--- What the task requires ---
Would you retype all of these records exactly?

--- Entries with figure data ---
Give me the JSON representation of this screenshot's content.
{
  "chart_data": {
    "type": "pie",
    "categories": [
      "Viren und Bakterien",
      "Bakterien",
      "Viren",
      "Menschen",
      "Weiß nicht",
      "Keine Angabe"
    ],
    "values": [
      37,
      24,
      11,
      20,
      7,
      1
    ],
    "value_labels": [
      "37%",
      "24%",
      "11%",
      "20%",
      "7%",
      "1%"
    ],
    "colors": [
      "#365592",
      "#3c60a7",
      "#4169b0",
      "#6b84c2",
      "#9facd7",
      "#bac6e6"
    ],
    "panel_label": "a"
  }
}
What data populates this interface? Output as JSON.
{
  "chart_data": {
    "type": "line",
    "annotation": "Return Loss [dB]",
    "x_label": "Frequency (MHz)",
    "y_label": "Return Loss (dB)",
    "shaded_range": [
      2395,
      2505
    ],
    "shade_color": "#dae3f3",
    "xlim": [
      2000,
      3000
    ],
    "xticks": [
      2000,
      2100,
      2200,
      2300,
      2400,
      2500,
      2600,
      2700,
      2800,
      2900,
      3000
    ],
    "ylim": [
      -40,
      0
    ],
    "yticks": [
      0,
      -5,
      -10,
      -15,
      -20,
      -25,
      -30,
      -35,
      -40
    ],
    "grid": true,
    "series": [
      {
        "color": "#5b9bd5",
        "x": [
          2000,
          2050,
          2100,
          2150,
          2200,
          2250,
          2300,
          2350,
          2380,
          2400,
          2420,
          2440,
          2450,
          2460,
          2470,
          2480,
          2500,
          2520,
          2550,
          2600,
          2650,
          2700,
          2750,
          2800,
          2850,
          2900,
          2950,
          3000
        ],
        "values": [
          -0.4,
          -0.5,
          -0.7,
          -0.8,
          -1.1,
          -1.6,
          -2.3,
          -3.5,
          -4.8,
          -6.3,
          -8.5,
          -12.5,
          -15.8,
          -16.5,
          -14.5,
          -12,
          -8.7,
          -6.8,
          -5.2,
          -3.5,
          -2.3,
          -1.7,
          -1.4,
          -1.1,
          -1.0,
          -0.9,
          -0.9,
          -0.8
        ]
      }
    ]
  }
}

--- Finished answer ---
Give me the JSON representation of this screenshot's content.
{
  "chart_data": {
    "type": "pie",
    "categories": [
      "Viren und Bakterien",
      "Bakterien",
      "Viren",
      "Menschen",
      "Weiß nicht",
      "Keine Angabe"
    ],
    "values": [
      37,
      24,
      11,
      20,
      7,
      1
    ],
    "value_labels": [
      "37%",
      "24%",
      "11%",
      "20%",
      "7%",
      "1%"
    ],
    "colors": [
      "#365592",
      "#3c60a7",
      "#4169b0",
      "#6b84c2",
      "#9facd7",
      "#bac6e6"
    ],
    "panel_label": "a"
  }
}
What data populates this interface? Output as JSON.
{
  "chart_data": {
    "type": "line",
    "annotation": "Return Loss [dB]",
    "x_label": "Frequency (MHz)",
    "y_label": "Return Loss (dB)",
    "shaded_range": [
      2395,
      2505
    ],
    "shade_color": "#dae3f3",
    "xlim": [
      2000,
      3000
    ],
    "xticks": [
      2000,
      2100,
      2200,
      2300,
      2400,
      2500,
      2600,
      2700,
      2800,
      2900,
      3000
    ],
    "ylim": [
      -40,
      0
    ],
    "yticks": [
      0,
      -5,
      -10,
      -15,
      -20,
      -25,
      -30,
      -35,
      -40
    ],
    "grid": true,
    "series": [
      {
        "color": "#5b9bd5",
        "x": [
          2000,
          2050,
          2100,
          2150,
          2200,
          2250,
          2300,
          2350,
          2380,
          2400,
          2420,
          2440,
          2450,
          2460,
          2470,
          2480,
          2500,
          2520,
          2550,
          2600,
          2650,
          2700,
          2750,
          2800,
          2850,
          2900,
          2950,
          3000
        ],
        "values": [
          -0.4,
          -0.5,
          -0.7,
          -0.8,
          -1.1,
          -1.6,
          -2.3,
          -3.5,
          -4.8,
          -6.3,
          -8.5,
          -12.5,
          -15.8,
          -16.5,
          -14.5,
          -12,
          -8.7,
          -6.8,
          -5.2,
          -3.5,
          -2.3,
          -1.7,
          -1.4,
          -1.1,
          -1.0,
          -0.9,
          -0.9,
          -0.8
        ]
      }
    ]
  }
}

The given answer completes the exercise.